=== Required work ===
Look for "screenshot" in each line of the entries, and return the matching lines.

--- START ---

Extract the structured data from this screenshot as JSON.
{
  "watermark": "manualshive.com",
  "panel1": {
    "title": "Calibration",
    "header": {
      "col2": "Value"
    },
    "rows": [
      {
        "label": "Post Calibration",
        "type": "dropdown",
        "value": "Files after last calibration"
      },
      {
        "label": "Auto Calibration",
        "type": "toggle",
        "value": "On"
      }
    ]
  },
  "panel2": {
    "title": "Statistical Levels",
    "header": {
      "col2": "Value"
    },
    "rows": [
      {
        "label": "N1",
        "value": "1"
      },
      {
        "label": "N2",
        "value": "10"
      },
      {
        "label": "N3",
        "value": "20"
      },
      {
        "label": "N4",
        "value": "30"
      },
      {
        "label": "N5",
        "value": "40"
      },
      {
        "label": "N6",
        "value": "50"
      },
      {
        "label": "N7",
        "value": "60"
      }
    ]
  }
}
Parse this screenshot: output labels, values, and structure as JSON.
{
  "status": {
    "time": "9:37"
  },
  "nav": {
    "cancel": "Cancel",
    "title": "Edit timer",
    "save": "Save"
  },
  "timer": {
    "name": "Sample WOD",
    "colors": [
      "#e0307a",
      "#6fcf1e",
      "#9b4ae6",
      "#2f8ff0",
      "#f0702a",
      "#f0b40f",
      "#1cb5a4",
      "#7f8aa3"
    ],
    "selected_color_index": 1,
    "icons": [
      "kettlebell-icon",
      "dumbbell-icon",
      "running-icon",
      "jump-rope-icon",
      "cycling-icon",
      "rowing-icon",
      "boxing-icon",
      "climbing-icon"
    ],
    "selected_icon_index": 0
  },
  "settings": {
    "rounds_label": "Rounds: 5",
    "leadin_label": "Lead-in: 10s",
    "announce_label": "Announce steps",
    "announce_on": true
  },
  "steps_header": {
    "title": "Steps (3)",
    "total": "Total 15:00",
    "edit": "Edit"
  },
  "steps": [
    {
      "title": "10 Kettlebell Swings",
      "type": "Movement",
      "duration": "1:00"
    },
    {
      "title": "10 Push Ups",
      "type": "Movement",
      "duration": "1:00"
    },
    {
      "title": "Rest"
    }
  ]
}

--- END ---

=== Final answer ===
Extract the structured data from this screenshot as JSON.
Parse this screenshot: output labels, values, and structure as JSON.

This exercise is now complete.